Every record that follows must be duplicated exactly, with images left out.

— BEGIN Exercise material —

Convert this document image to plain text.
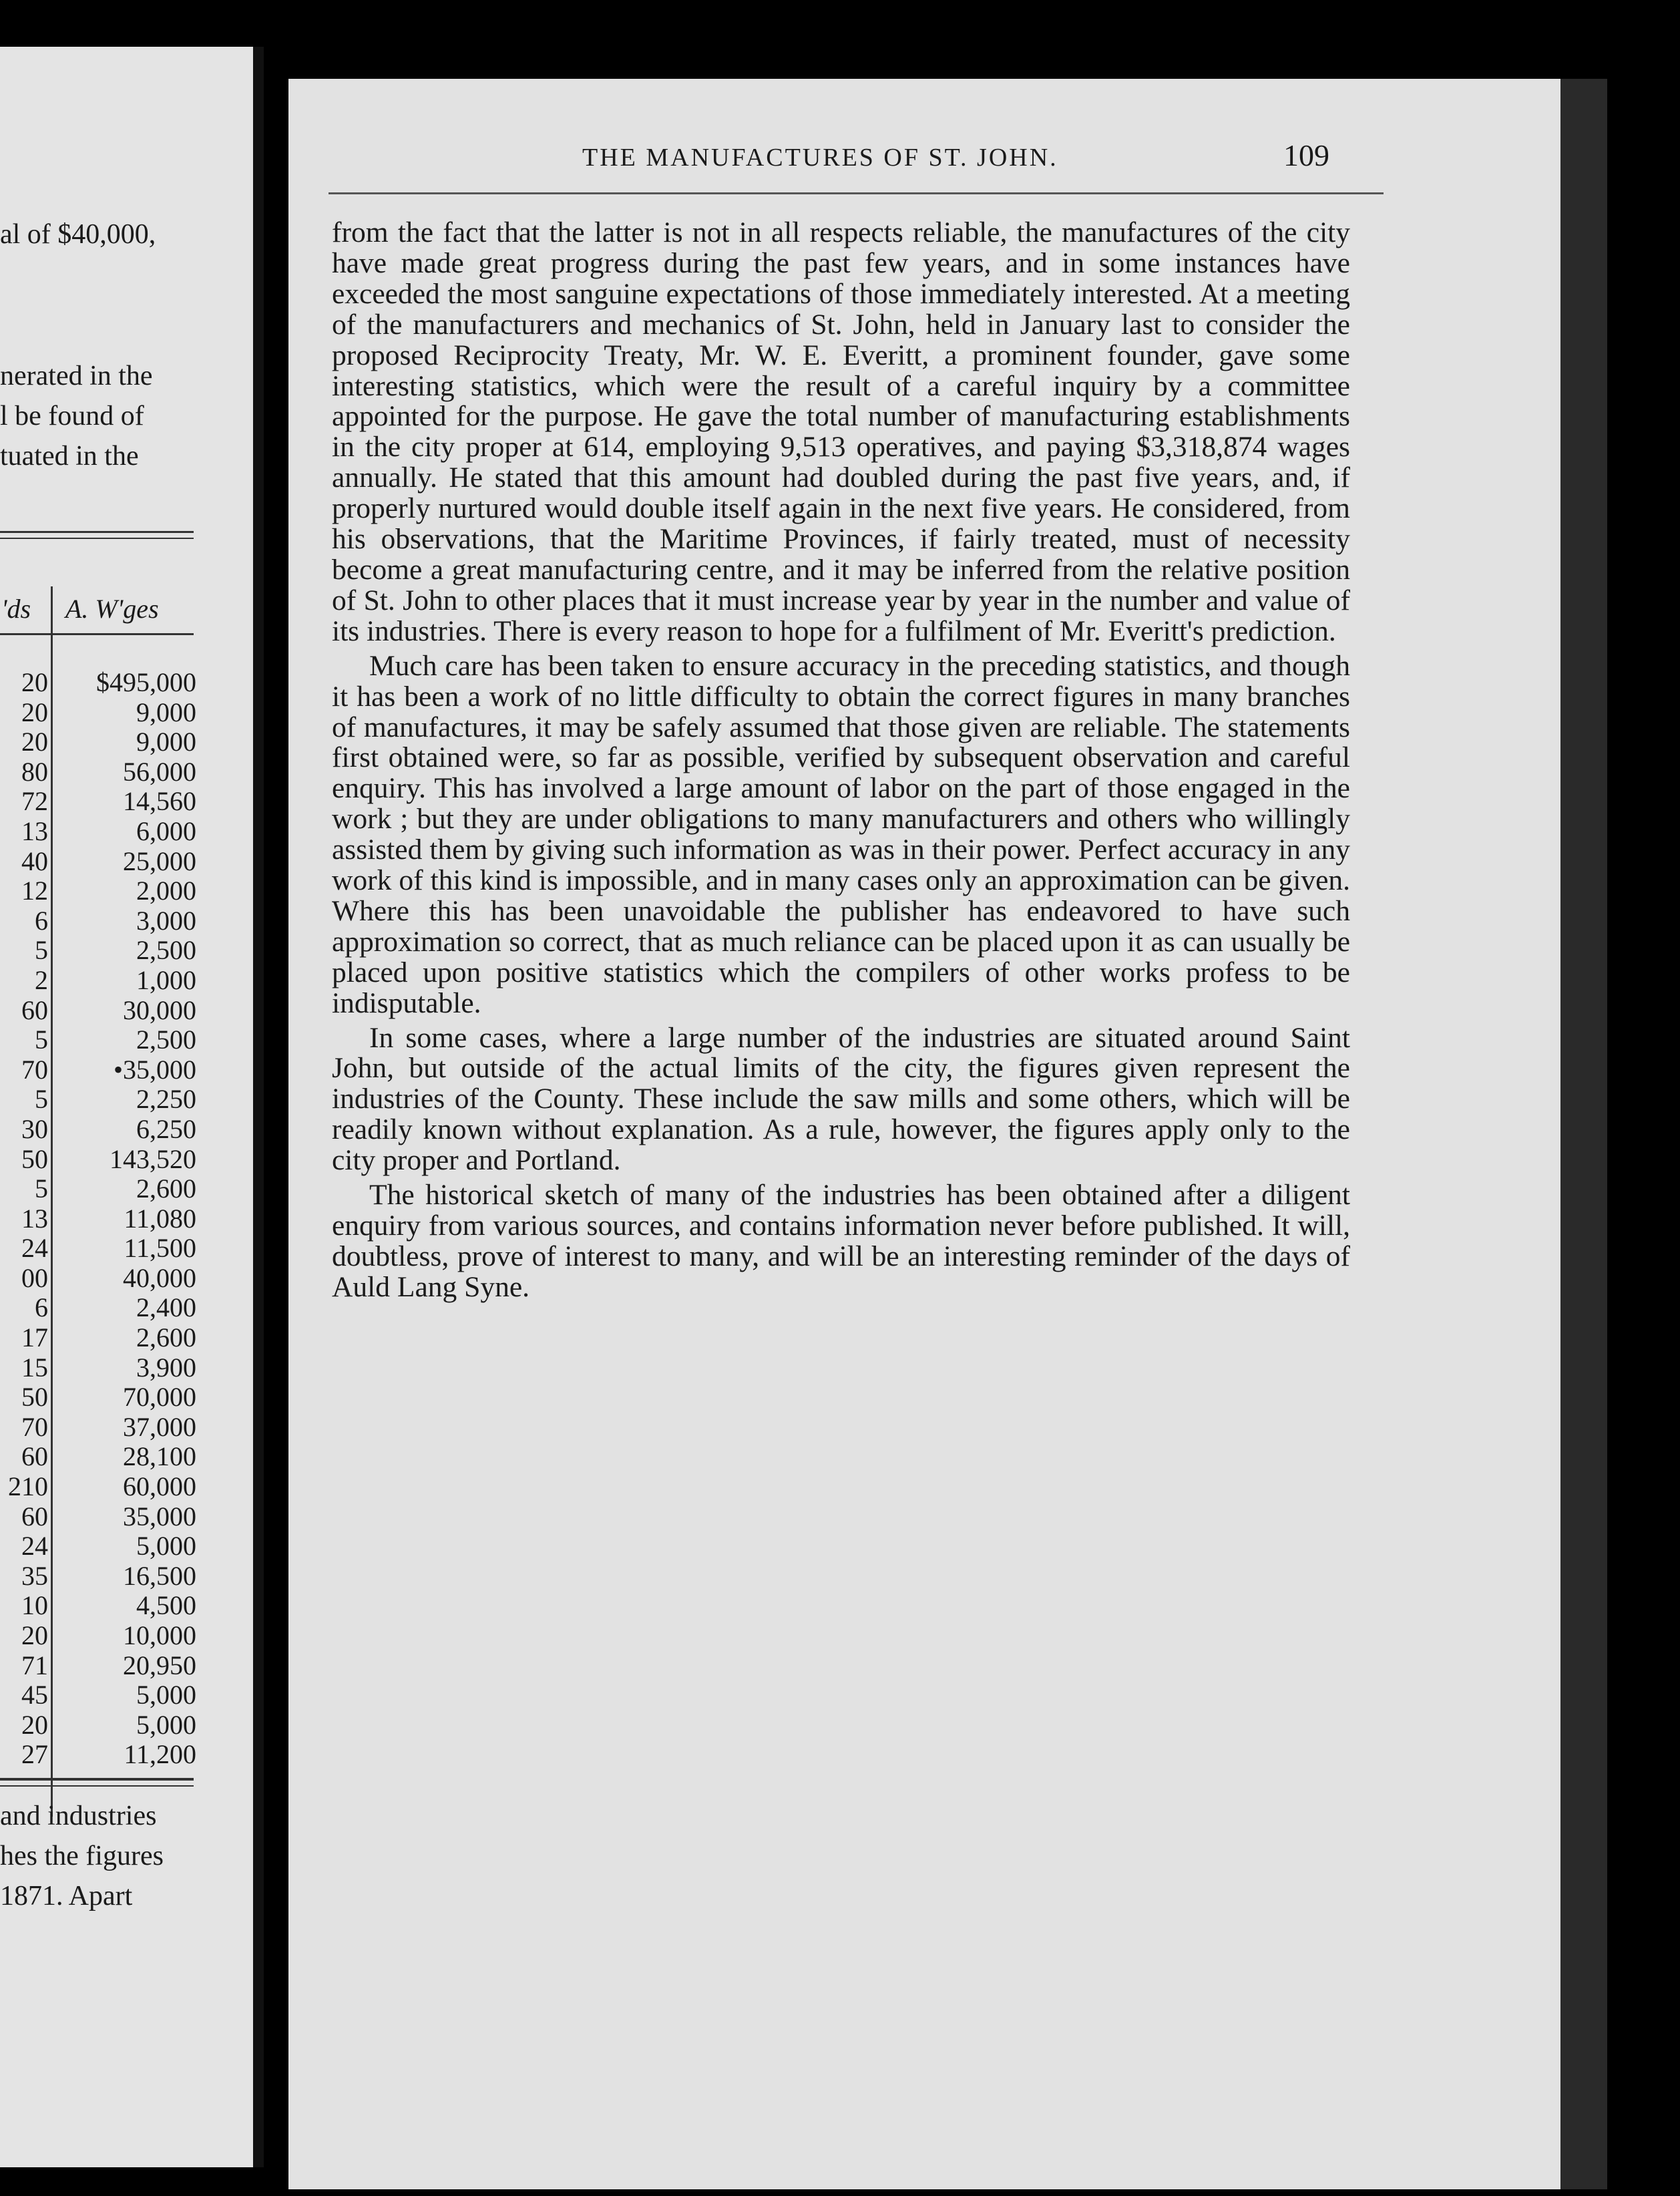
al of $40,000,
nerated in the
l be found of
tuated in the
'ds A. W'ges
20 $495,000
20	9,000
20	9,000
80	56,000
72	14,560
13	6,000
40	25,000
12	2,000
6	3,000
5	2,500
2	1,000
60	30,000
5	2,500
70 •35,000
5	2,250
30	6,250
50 143,520
5	2,600
13	11,080
24	11,500
00	40,000
6	2,400
17	2,600
15	3,900
50	70,000
70	37,000
60	28,100
210	60,000
60	35,000
24	5,000
35	16,500
10	4,500
20	10,000
71	20,950
45	5,000
20	5,000
27	11,200
and industries
hes the figures
1871. Apart
THE MANUFACTURES OF ST. JOHN.	109

from the fact that the latter is not in all respects reliable, the manufactures of the city have made great progress during the past few years, and in some instances have exceeded the most sanguine expectations of those immediately interested. At a meeting of the manufacturers and mechanics of St. John, held in January last to consider the proposed Reciprocity Treaty, Mr. W. E. Everitt, a prominent founder, gave some interesting statistics, which were the result of a careful inquiry by a committee appointed for the purpose. He gave the total number of manufacturing establishments in the city proper at 614, employing 9,513 operatives, and paying $3,318,874 wages annually. He stated that this amount had doubled during the past five years, and, if properly nurtured would double itself again in the next five years. He considered, from his observations, that the Maritime Provinces, if fairly treated, must of necessity become a great manufacturing centre, and it may be inferred from the relative position of St. John to other places that it must increase year by year in the number and value of its industries. There is every reason to hope for a fulfilment of Mr. Everitt's prediction.

Much care has been taken to ensure accuracy in the preceding statistics, and though it has been a work of no little difficulty to obtain the correct figures in many branches of manufactures, it may be safely assumed that those given are reliable. The statements first obtained were, so far as possible, verified by subsequent observation and careful enquiry. This has involved a large amount of labor on the part of those engaged in the work ; but they are under obligations to many manufacturers and others who willingly assisted them by giving such information as was in their power. Perfect accuracy in any work of this kind is impossible, and in many cases only an approximation can be given. Where this has been unavoidable the publisher has endeavored to have such approximation so correct, that as much reliance can be placed upon it as can usually be placed upon positive statistics which the compilers of other works profess to be indisputable.

In some cases, where a large number of the industries are situated around Saint John, but outside of the actual limits of the city, the figures given represent the industries of the County. These include the saw mills and some others, which will be readily known without explanation. As a rule, however, the figures apply only to the city proper and Portland.

The historical sketch of many of the industries has been obtained after a diligent enquiry from various sources, and contains information never before published. It will, doubtless, prove of interest to many, and will be an interesting reminder of the days of Auld Lang Syne.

— END Exercise material —

**Solution to the exercise:**
Convert this document image to plain text.
al of $40,000,
nerated in the
l be found of
tuated in the
'ds A. W'ges
20 $495,000
20	9,000
20	9,000
80	56,000
72	14,560
13	6,000
40	25,000
12	2,000
6	3,000
5	2,500
2	1,000
60	30,000
5	2,500
70 •35,000
5	2,250
30	6,250
50 143,520
5	2,600
13	11,080
24	11,500
00	40,000
6	2,400
17	2,600
15	3,900
50	70,000
70	37,000
60	28,100
210	60,000
60	35,000
24	5,000
35	16,500
10	4,500
20	10,000
71	20,950
45	5,000
20	5,000
27	11,200
and industries
hes the figures
1871. Apart
THE MANUFACTURES OF ST. JOHN.	109

from the fact that the latter is not in all respects reliable, the manufactures of the city have made great progress during the past few years, and in some instances have exceeded the most sanguine expectations of those immediately interested. At a meeting of the manufacturers and mechanics of St. John, held in January last to consider the proposed Reciprocity Treaty, Mr. W. E. Everitt, a prominent founder, gave some interesting statistics, which were the result of a careful inquiry by a committee appointed for the purpose. He gave the total number of manufacturing establishments in the city proper at 614, employing 9,513 operatives, and paying $3,318,874 wages annually. He stated that this amount had doubled during the past five years, and, if properly nurtured would double itself again in the next five years. He considered, from his observations, that the Maritime Provinces, if fairly treated, must of necessity become a great manufacturing centre, and it may be inferred from the relative position of St. John to other places that it must increase year by year in the number and value of its industries. There is every reason to hope for a fulfilment of Mr. Everitt's prediction.

Much care has been taken to ensure accuracy in the preceding statistics, and though it has been a work of no little difficulty to obtain the correct figures in many branches of manufactures, it may be safely assumed that those given are reliable. The statements first obtained were, so far as possible, verified by subsequent observation and careful enquiry. This has involved a large amount of labor on the part of those engaged in the work ; but they are under obligations to many manufacturers and others who willingly assisted them by giving such information as was in their power. Perfect accuracy in any work of this kind is impossible, and in many cases only an approximation can be given. Where this has been unavoidable the publisher has endeavored to have such approximation so correct, that as much reliance can be placed upon it as can usually be placed upon positive statistics which the compilers of other works profess to be indisputable.

In some cases, where a large number of the industries are situated around Saint John, but outside of the actual limits of the city, the figures given represent the industries of the County. These include the saw mills and some others, which will be readily known without explanation. As a rule, however, the figures apply only to the city proper and Portland.

The historical sketch of many of the industries has been obtained after a diligent enquiry from various sources, and contains information never before published. It will, doubtless, prove of interest to many, and will be an interesting reminder of the days of Auld Lang Syne.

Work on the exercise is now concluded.